◆ Your goal
Among the lines of these entries, how many hold the word "rechts"? State only the number.

(Stored dataset items)
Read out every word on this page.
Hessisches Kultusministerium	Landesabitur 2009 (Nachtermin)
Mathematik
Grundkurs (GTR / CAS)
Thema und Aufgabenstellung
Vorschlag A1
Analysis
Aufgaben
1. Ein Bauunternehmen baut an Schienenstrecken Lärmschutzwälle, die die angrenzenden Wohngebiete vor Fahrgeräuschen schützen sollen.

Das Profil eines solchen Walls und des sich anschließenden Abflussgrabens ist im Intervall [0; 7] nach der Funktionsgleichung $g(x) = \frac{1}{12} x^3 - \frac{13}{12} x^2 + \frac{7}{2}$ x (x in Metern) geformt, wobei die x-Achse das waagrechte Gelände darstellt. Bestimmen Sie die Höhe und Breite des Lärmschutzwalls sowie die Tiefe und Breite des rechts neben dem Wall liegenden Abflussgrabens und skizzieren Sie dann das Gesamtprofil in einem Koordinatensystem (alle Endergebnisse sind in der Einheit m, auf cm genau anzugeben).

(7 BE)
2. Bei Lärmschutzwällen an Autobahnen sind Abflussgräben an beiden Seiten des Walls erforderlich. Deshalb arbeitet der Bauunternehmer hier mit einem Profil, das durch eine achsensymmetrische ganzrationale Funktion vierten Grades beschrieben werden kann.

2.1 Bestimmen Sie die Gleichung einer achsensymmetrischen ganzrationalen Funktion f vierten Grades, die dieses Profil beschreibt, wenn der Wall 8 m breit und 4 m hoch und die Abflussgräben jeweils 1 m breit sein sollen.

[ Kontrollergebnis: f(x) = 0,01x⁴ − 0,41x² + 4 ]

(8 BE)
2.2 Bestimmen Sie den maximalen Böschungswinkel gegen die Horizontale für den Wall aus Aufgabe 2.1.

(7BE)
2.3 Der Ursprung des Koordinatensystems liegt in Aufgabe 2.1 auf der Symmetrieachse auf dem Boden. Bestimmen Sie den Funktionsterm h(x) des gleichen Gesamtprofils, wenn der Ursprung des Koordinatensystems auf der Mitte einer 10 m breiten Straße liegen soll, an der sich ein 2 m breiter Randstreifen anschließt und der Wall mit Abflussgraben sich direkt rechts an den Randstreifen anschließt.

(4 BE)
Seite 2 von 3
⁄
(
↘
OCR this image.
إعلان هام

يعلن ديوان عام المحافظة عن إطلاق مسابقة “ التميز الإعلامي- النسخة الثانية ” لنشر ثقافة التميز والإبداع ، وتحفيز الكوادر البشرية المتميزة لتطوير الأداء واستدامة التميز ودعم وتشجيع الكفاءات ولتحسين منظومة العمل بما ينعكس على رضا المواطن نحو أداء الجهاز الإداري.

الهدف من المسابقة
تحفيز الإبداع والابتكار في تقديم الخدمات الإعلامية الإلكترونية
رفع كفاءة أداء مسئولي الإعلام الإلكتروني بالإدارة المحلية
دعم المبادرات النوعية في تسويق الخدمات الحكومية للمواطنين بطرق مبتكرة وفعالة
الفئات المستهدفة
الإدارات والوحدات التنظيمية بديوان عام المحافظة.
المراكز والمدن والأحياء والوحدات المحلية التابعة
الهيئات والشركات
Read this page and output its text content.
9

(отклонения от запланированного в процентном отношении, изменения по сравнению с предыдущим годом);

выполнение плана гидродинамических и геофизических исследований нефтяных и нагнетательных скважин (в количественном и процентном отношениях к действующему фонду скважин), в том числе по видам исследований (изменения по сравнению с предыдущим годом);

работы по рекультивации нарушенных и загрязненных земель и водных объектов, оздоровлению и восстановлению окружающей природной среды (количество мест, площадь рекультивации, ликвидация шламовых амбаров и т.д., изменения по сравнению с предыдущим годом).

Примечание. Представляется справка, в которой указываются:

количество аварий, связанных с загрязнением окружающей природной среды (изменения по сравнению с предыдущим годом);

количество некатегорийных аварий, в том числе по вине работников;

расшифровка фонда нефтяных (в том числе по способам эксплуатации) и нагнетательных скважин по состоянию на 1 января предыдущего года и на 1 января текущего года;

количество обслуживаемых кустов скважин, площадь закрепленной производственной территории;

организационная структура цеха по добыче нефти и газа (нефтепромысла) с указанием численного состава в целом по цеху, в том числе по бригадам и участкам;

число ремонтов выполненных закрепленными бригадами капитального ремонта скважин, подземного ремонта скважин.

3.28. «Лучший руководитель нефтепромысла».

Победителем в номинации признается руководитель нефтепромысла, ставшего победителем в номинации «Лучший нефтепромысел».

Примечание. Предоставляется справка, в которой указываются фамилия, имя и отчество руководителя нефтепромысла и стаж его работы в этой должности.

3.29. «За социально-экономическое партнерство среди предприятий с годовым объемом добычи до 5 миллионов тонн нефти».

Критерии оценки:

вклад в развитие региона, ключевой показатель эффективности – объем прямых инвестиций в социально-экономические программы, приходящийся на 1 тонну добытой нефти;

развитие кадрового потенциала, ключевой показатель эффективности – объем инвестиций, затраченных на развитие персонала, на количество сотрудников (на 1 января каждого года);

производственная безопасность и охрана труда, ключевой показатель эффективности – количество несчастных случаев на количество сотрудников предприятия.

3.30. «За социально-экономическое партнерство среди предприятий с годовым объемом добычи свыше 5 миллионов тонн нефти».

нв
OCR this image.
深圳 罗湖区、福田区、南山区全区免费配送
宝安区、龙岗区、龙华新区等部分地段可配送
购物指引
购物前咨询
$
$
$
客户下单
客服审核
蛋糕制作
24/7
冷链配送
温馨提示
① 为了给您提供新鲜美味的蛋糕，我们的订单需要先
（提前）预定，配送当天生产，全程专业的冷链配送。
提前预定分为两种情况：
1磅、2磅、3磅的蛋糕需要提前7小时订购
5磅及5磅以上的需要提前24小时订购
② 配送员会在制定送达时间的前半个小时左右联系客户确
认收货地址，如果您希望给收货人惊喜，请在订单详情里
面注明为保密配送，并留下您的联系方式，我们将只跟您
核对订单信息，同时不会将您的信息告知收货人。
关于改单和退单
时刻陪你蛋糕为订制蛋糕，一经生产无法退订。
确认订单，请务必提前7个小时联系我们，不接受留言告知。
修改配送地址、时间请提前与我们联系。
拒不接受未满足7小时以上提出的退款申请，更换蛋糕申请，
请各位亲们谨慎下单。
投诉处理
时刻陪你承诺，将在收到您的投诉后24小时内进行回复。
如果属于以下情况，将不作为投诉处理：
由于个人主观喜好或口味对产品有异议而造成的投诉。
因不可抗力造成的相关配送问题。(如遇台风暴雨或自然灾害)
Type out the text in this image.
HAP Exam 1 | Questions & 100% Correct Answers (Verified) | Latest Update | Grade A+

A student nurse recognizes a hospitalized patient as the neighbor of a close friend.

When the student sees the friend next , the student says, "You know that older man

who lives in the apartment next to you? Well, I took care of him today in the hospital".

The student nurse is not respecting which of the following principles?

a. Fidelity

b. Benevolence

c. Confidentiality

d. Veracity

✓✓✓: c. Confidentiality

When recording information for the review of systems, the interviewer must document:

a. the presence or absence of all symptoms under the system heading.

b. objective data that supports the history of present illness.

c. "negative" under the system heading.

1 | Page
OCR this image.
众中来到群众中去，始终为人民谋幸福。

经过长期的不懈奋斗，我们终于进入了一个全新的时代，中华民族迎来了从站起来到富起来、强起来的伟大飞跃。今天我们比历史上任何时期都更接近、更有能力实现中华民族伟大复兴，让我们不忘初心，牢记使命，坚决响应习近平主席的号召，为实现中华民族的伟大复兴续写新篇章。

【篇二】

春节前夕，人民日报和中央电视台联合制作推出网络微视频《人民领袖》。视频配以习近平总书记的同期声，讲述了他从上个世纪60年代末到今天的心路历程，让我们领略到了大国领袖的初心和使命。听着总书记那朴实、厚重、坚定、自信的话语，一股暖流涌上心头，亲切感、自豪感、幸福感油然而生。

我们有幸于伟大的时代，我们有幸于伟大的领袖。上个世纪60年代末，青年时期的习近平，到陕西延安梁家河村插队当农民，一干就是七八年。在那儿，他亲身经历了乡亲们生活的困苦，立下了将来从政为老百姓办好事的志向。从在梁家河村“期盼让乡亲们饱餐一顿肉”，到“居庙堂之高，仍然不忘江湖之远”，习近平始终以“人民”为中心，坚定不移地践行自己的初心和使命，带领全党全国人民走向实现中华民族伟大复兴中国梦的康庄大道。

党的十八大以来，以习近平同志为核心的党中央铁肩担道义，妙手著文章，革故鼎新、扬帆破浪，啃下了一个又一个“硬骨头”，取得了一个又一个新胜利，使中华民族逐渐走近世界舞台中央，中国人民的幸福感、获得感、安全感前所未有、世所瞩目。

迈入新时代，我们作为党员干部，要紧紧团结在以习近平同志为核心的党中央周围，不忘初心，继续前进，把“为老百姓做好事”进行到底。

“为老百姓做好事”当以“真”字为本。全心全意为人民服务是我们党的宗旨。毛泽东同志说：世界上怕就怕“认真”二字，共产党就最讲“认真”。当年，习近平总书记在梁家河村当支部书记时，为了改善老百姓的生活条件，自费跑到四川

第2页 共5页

◆ Solution to the problem
2